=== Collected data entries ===
◇ ◇ ◇

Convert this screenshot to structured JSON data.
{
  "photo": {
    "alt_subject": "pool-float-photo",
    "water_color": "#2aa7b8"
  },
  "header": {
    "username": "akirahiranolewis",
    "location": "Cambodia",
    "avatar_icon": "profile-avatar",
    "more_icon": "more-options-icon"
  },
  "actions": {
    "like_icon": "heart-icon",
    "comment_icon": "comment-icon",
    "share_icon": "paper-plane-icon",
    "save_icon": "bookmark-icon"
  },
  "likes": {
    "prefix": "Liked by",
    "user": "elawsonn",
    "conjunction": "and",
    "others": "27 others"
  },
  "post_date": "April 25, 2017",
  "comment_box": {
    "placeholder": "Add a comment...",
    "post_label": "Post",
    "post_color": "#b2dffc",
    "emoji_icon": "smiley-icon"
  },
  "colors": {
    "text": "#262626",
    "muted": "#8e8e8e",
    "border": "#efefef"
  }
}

◇ ◇ ◇

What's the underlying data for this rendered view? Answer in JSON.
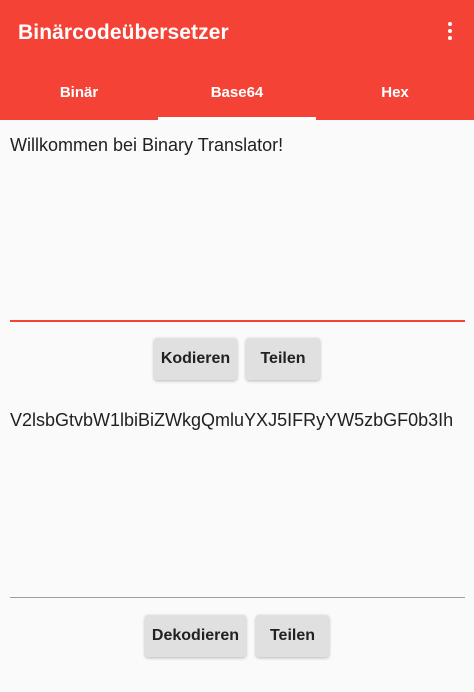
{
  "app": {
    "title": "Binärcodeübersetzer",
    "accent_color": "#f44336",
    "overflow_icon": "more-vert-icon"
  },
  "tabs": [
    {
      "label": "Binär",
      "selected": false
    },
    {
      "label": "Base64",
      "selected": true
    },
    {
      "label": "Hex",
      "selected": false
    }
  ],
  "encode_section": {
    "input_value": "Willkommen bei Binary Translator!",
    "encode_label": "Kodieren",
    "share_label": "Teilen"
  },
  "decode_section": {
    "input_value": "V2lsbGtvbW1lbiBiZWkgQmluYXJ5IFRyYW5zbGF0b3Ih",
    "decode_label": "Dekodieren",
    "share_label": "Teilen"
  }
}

◇ ◇ ◇

=== Written problem ===
Look over the listing above. Pick out and copy every line that includes "this".

=== Reply ===
Convert this screenshot to structured JSON data.
What's the underlying data for this rendered view? Answer in JSON.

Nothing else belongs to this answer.